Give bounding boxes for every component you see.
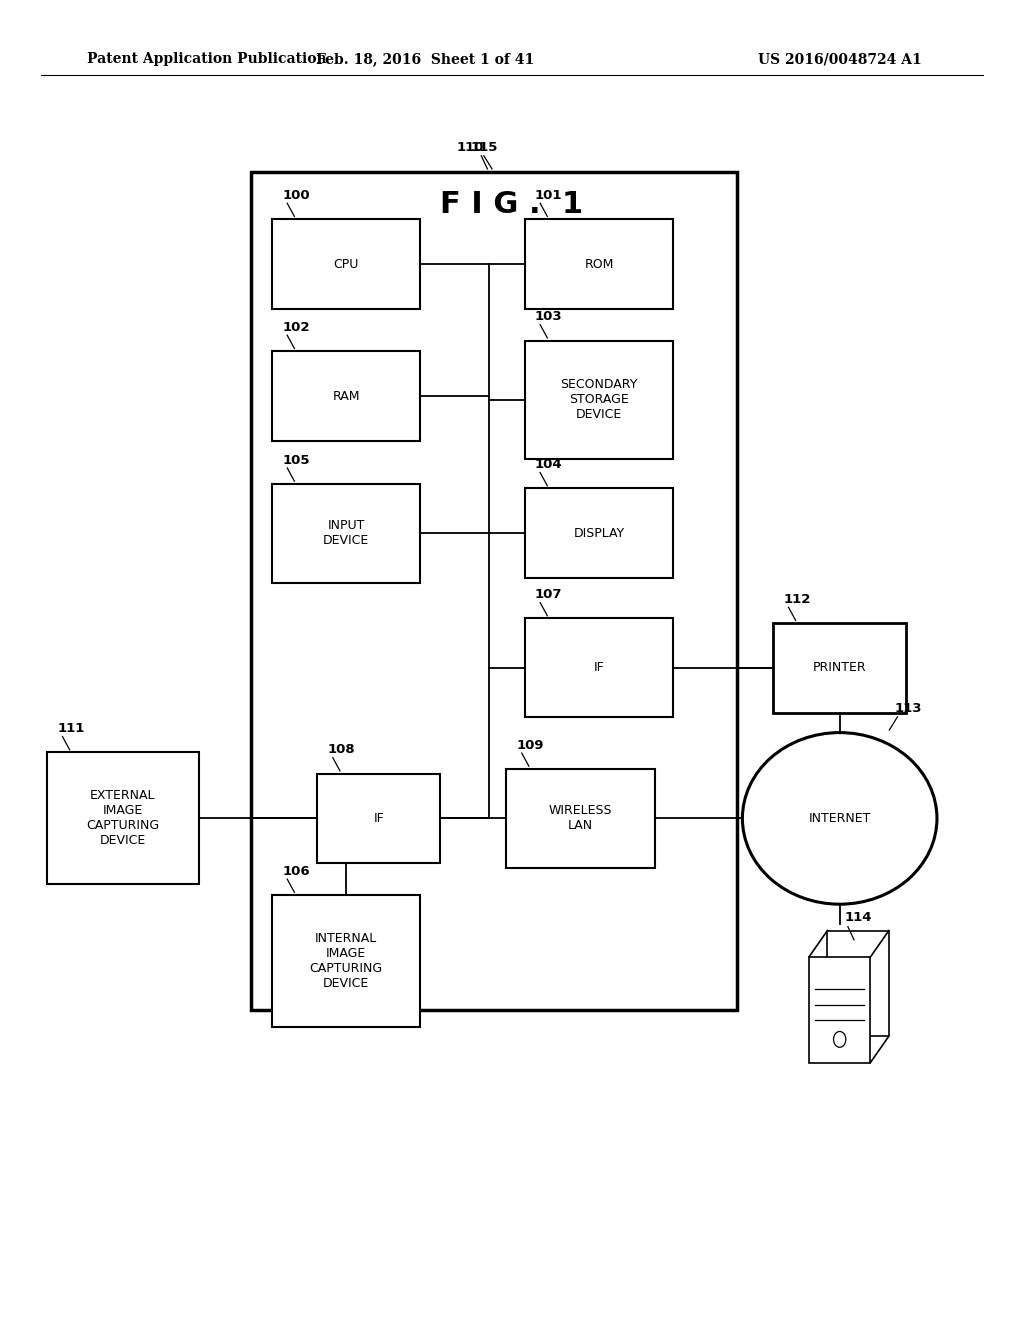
Text: 109: 109 (516, 739, 544, 752)
Text: 110: 110 (457, 141, 484, 154)
Text: 115: 115 (470, 141, 498, 154)
Text: DISPLAY: DISPLAY (573, 527, 625, 540)
Bar (524, 219, 674, 309)
Bar (272, 351, 420, 441)
Text: 111: 111 (57, 722, 85, 735)
Text: INTERNAL
IMAGE
CAPTURING
DEVICE: INTERNAL IMAGE CAPTURING DEVICE (309, 932, 383, 990)
Bar (272, 219, 420, 309)
Text: US 2016/0048724 A1: US 2016/0048724 A1 (758, 53, 922, 66)
Text: ROM: ROM (585, 257, 613, 271)
Circle shape (834, 1031, 846, 1047)
Text: RAM: RAM (333, 389, 359, 403)
Text: EXTERNAL
IMAGE
CAPTURING
DEVICE: EXTERNAL IMAGE CAPTURING DEVICE (86, 789, 160, 847)
Text: IF: IF (594, 661, 604, 675)
Text: 103: 103 (535, 310, 562, 323)
Bar (317, 774, 440, 863)
Text: WIRELESS
LAN: WIRELESS LAN (549, 804, 612, 833)
Text: F I G .  1: F I G . 1 (440, 190, 584, 219)
Bar (272, 483, 420, 583)
Bar (524, 488, 674, 578)
Text: PRINTER: PRINTER (813, 661, 866, 675)
Text: 112: 112 (783, 593, 811, 606)
Text: 106: 106 (283, 865, 309, 878)
Text: INPUT
DEVICE: INPUT DEVICE (323, 519, 370, 548)
Bar (47, 752, 199, 884)
Bar (272, 895, 420, 1027)
Ellipse shape (742, 733, 937, 904)
Bar (251, 172, 737, 1010)
Text: INTERNET: INTERNET (809, 812, 870, 825)
Bar (524, 618, 674, 718)
Text: 113: 113 (895, 702, 922, 715)
Text: 101: 101 (535, 189, 562, 202)
Text: 102: 102 (283, 321, 309, 334)
Text: 105: 105 (283, 454, 309, 467)
Bar (524, 341, 674, 459)
Text: SECONDARY
STORAGE
DEVICE: SECONDARY STORAGE DEVICE (560, 379, 638, 421)
Text: CPU: CPU (334, 257, 358, 271)
Text: 104: 104 (535, 458, 562, 471)
Bar (809, 957, 870, 1063)
Text: 107: 107 (535, 589, 562, 602)
Text: Feb. 18, 2016  Sheet 1 of 41: Feb. 18, 2016 Sheet 1 of 41 (315, 53, 535, 66)
Bar (773, 623, 906, 713)
Text: IF: IF (374, 812, 384, 825)
Bar (506, 768, 655, 869)
Text: 114: 114 (845, 911, 872, 924)
Text: 108: 108 (328, 743, 355, 756)
Text: Patent Application Publication: Patent Application Publication (87, 53, 327, 66)
Text: 100: 100 (283, 189, 309, 202)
== == ==
*TASK*. Rewrite the entries above, changing every "PRINTER" to "PLOTTER" and leaving everything else unchanged. Omit the picture lines.

*RESULT OF THIS TASK*.
Give bounding boxes for every component you see.
Text: 109: 109 (516, 739, 544, 752)
Text: 110: 110 (457, 141, 484, 154)
Text: 115: 115 (470, 141, 498, 154)
Text: DISPLAY: DISPLAY (573, 527, 625, 540)
Bar (524, 219, 674, 309)
Bar (272, 351, 420, 441)
Text: 111: 111 (57, 722, 85, 735)
Text: INTERNAL
IMAGE
CAPTURING
DEVICE: INTERNAL IMAGE CAPTURING DEVICE (309, 932, 383, 990)
Bar (272, 219, 420, 309)
Text: US 2016/0048724 A1: US 2016/0048724 A1 (758, 53, 922, 66)
Text: ROM: ROM (585, 257, 613, 271)
Circle shape (834, 1031, 846, 1047)
Text: RAM: RAM (333, 389, 359, 403)
Text: EXTERNAL
IMAGE
CAPTURING
DEVICE: EXTERNAL IMAGE CAPTURING DEVICE (86, 789, 160, 847)
Text: IF: IF (594, 661, 604, 675)
Text: 103: 103 (535, 310, 562, 323)
Bar (317, 774, 440, 863)
Text: WIRELESS
LAN: WIRELESS LAN (549, 804, 612, 833)
Text: F I G .  1: F I G . 1 (440, 190, 584, 219)
Bar (272, 483, 420, 583)
Bar (524, 488, 674, 578)
Text: PLOTTER: PLOTTER (813, 661, 866, 675)
Text: 112: 112 (783, 593, 811, 606)
Text: 106: 106 (283, 865, 309, 878)
Text: INPUT
DEVICE: INPUT DEVICE (323, 519, 370, 548)
Bar (47, 752, 199, 884)
Bar (272, 895, 420, 1027)
Ellipse shape (742, 733, 937, 904)
Bar (251, 172, 737, 1010)
Text: INTERNET: INTERNET (809, 812, 870, 825)
Bar (524, 618, 674, 718)
Text: 113: 113 (895, 702, 922, 715)
Text: 101: 101 (535, 189, 562, 202)
Text: 102: 102 (283, 321, 309, 334)
Text: 105: 105 (283, 454, 309, 467)
Bar (524, 341, 674, 459)
Text: SECONDARY
STORAGE
DEVICE: SECONDARY STORAGE DEVICE (560, 379, 638, 421)
Text: CPU: CPU (334, 257, 358, 271)
Text: 104: 104 (535, 458, 562, 471)
Bar (809, 957, 870, 1063)
Text: 107: 107 (535, 589, 562, 602)
Text: Feb. 18, 2016  Sheet 1 of 41: Feb. 18, 2016 Sheet 1 of 41 (315, 53, 535, 66)
Bar (773, 623, 906, 713)
Text: IF: IF (374, 812, 384, 825)
Bar (506, 768, 655, 869)
Text: 114: 114 (845, 911, 872, 924)
Text: 108: 108 (328, 743, 355, 756)
Text: Patent Application Publication: Patent Application Publication (87, 53, 327, 66)
Text: 100: 100 (283, 189, 309, 202)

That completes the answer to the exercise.